**EXERCISE REQUIREMENTS**
Tell how many lines in the data below hold the string "Turtle"; give nothing but the number.

**TASK INPUTS**
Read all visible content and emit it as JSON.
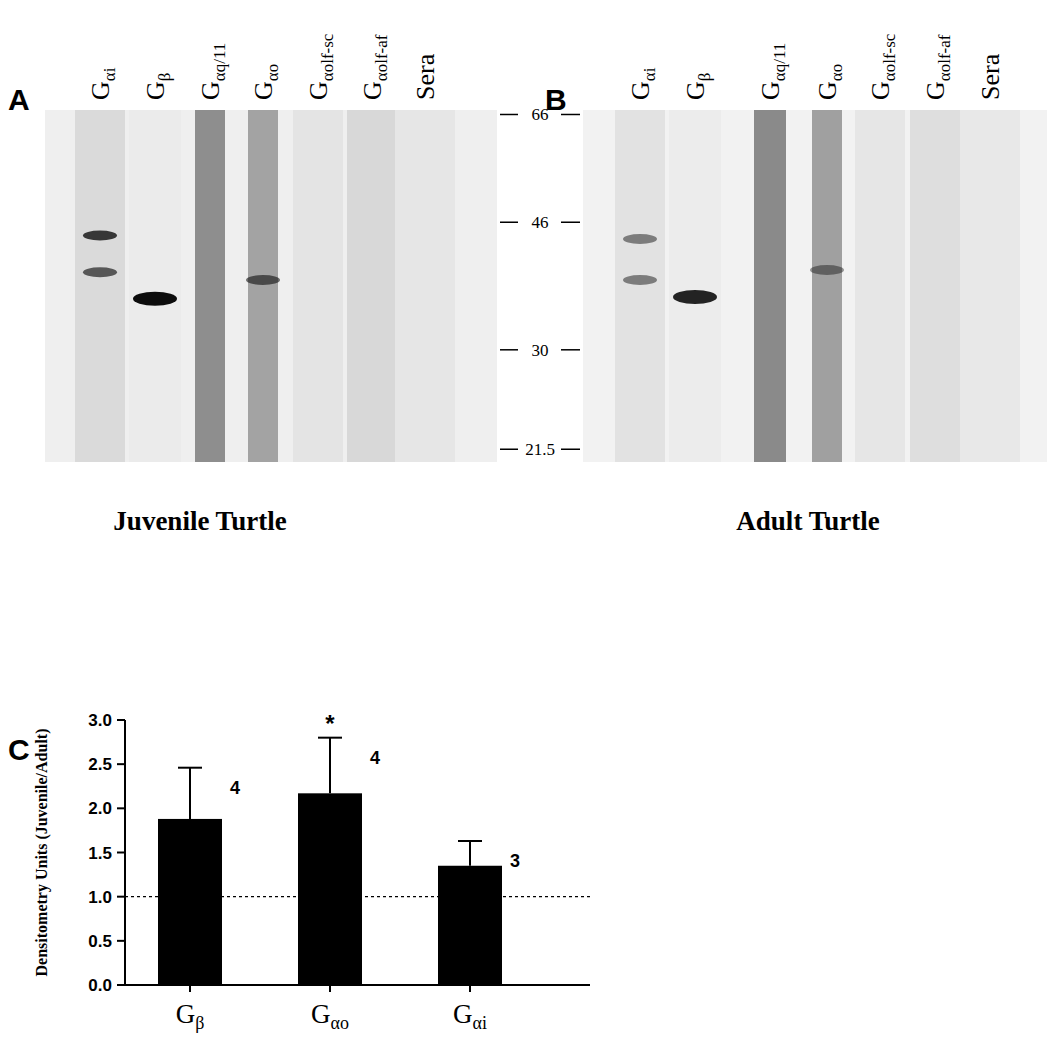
{
  "figure": {
    "markers": [
      66,
      46,
      30,
      21.5
    ],
    "kda_range": [
      67,
      20.6
    ],
    "lanes": [
      {
        "base": "G",
        "sub": "αi"
      },
      {
        "base": "G",
        "sub": "β"
      },
      {
        "base": "G",
        "sub": "αq/11"
      },
      {
        "base": "G",
        "sub": "αo"
      },
      {
        "base": "G",
        "sub": "αolf-sc"
      },
      {
        "base": "G",
        "sub": "αolf-af"
      },
      {
        "base": "Sera"
      }
    ],
    "panels": [
      {
        "letter": "A",
        "title": "Juvenile Turtle",
        "bands": [
          {
            "lane": 0,
            "kda": 44,
            "intensity": 0.75
          },
          {
            "lane": 0,
            "kda": 38.9,
            "intensity": 0.6
          },
          {
            "lane": 1,
            "kda": 35.6,
            "intensity": 0.95
          },
          {
            "lane": 3,
            "kda": 37.9,
            "intensity": 0.55
          }
        ]
      },
      {
        "letter": "B",
        "title": "Adult Turtle",
        "bands": [
          {
            "lane": 0,
            "kda": 43.5,
            "intensity": 0.45
          },
          {
            "lane": 0,
            "kda": 37.9,
            "intensity": 0.45
          },
          {
            "lane": 1,
            "kda": 35.8,
            "intensity": 0.85
          },
          {
            "lane": 3,
            "kda": 39.2,
            "intensity": 0.4
          }
        ]
      }
    ],
    "chart_letter": "C"
  },
  "chart_data": {
    "type": "bar",
    "y_label": "Densitometry Units (Juvenile/Adult)",
    "categories": [
      "Gβ",
      "Gαo",
      "Gαi"
    ],
    "values": [
      1.88,
      2.17,
      1.35
    ],
    "errors": [
      0.58,
      0.63,
      0.28
    ],
    "sample_sizes": [
      4,
      4,
      3
    ],
    "annotations": [
      {
        "index": 1,
        "text": "*"
      }
    ],
    "reference_line": 1,
    "color": "#000000",
    "ylim": [
      0,
      3
    ],
    "yticks": [
      {
        "value": 0,
        "label": "0.0"
      },
      {
        "value": 0.5,
        "label": "0.5"
      },
      {
        "value": 1,
        "label": "1.0"
      },
      {
        "value": 1.5,
        "label": "1.5"
      },
      {
        "value": 2,
        "label": "2.0"
      },
      {
        "value": 2.5,
        "label": "2.5"
      },
      {
        "value": 3,
        "label": "3.0"
      }
    ]
  }
}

**COMPLETE OUTPUT**
2